**Task prompt:**
Write out, unchanged, the lines from the one holding "Convert this screenshot" to the close of the listing. Both the first and last lines belong in it.
## begin Given data
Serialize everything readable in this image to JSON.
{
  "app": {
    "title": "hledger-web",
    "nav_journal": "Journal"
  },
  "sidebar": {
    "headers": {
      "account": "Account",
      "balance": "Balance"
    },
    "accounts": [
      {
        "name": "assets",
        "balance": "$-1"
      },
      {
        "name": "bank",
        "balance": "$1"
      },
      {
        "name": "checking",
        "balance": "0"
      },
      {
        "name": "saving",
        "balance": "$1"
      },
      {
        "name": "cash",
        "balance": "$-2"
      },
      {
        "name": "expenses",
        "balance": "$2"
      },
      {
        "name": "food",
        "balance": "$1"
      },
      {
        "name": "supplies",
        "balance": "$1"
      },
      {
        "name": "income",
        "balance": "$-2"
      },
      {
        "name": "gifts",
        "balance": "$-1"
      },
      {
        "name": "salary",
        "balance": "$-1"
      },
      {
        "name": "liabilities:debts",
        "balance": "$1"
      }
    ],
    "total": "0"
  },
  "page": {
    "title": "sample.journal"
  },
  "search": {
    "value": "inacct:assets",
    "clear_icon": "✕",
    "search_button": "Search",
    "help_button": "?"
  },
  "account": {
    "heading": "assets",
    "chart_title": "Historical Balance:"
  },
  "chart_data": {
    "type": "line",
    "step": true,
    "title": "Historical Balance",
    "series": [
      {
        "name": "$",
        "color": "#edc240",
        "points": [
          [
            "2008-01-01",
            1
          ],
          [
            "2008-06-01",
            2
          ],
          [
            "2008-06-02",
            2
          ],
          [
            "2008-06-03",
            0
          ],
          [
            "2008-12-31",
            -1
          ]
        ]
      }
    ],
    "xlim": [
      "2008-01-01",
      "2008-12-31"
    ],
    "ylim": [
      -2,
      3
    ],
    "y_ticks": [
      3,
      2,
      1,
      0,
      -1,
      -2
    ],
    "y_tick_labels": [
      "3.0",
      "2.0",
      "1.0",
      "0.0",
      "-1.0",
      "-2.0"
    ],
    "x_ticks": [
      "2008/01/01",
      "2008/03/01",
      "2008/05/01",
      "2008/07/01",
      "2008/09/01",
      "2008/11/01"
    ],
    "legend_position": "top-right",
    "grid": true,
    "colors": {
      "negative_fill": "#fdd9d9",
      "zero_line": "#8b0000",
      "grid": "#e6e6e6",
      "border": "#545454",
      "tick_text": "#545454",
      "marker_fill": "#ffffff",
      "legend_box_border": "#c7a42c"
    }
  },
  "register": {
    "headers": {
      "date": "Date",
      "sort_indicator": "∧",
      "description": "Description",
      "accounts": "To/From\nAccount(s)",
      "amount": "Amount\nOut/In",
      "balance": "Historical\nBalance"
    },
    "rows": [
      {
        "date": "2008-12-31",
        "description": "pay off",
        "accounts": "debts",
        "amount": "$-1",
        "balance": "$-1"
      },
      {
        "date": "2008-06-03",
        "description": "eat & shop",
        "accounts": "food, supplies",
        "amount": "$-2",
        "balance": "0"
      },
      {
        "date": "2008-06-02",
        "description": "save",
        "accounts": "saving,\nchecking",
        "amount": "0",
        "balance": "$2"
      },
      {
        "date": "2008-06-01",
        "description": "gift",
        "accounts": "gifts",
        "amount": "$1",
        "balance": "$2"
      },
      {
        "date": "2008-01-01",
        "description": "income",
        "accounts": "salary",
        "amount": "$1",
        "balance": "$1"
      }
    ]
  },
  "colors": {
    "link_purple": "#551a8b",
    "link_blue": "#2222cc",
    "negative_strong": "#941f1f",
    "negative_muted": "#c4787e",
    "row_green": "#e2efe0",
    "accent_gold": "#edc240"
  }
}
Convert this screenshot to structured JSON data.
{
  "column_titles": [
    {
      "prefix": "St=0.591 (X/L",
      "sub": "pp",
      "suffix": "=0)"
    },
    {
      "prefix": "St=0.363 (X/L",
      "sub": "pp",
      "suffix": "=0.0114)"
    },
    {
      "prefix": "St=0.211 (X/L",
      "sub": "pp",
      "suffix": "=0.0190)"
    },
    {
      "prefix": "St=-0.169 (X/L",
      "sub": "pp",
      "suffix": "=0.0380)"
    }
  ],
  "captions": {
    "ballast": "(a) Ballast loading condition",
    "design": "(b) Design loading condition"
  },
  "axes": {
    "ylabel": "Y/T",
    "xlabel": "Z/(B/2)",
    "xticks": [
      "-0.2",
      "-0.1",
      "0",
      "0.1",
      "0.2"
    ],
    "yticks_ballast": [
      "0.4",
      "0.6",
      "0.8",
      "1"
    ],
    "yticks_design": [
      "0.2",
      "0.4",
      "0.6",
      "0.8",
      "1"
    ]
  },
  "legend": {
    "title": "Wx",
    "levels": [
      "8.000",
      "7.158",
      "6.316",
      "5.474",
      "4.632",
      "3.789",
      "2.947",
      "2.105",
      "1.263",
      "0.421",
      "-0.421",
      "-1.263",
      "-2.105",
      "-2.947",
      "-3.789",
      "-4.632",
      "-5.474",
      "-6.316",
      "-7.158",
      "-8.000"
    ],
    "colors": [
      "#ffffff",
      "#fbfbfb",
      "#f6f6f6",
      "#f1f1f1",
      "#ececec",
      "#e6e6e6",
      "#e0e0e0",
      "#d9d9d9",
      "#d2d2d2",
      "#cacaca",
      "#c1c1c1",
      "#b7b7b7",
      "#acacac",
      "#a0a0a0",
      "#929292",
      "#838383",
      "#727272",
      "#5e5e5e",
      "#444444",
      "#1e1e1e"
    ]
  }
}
## end Given data
**Answer below:**
Convert this screenshot to structured JSON data.
{
  "column_titles": [
    {
      "prefix": "St=0.591 (X/L",
      "sub": "pp",
      "suffix": "=0)"
    },
    {
      "prefix": "St=0.363 (X/L",
      "sub": "pp",
      "suffix": "=0.0114)"
    },
    {
      "prefix": "St=0.211 (X/L",
      "sub": "pp",
      "suffix": "=0.0190)"
    },
    {
      "prefix": "St=-0.169 (X/L",
      "sub": "pp",
      "suffix": "=0.0380)"
    }
  ],
  "captions": {
    "ballast": "(a) Ballast loading condition",
    "design": "(b) Design loading condition"
  },
  "axes": {
    "ylabel": "Y/T",
    "xlabel": "Z/(B/2)",
    "xticks": [
      "-0.2",
      "-0.1",
      "0",
      "0.1",
      "0.2"
    ],
    "yticks_ballast": [
      "0.4",
      "0.6",
      "0.8",
      "1"
    ],
    "yticks_design": [
      "0.2",
      "0.4",
      "0.6",
      "0.8",
      "1"
    ]
  },
  "legend": {
    "title": "Wx",
    "levels": [
      "8.000",
      "7.158",
      "6.316",
      "5.474",
      "4.632",
      "3.789",
      "2.947",
      "2.105",
      "1.263",
      "0.421",
      "-0.421",
      "-1.263",
      "-2.105",
      "-2.947",
      "-3.789",
      "-4.632",
      "-5.474",
      "-6.316",
      "-7.158",
      "-8.000"
    ],
    "colors": [
      "#ffffff",
      "#fbfbfb",
      "#f6f6f6",
      "#f1f1f1",
      "#ececec",
      "#e6e6e6",
      "#e0e0e0",
      "#d9d9d9",
      "#d2d2d2",
      "#cacaca",
      "#c1c1c1",
      "#b7b7b7",
      "#acacac",
      "#a0a0a0",
      "#929292",
      "#838383",
      "#727272",
      "#5e5e5e",
      "#444444",
      "#1e1e1e"
    ]
  }
}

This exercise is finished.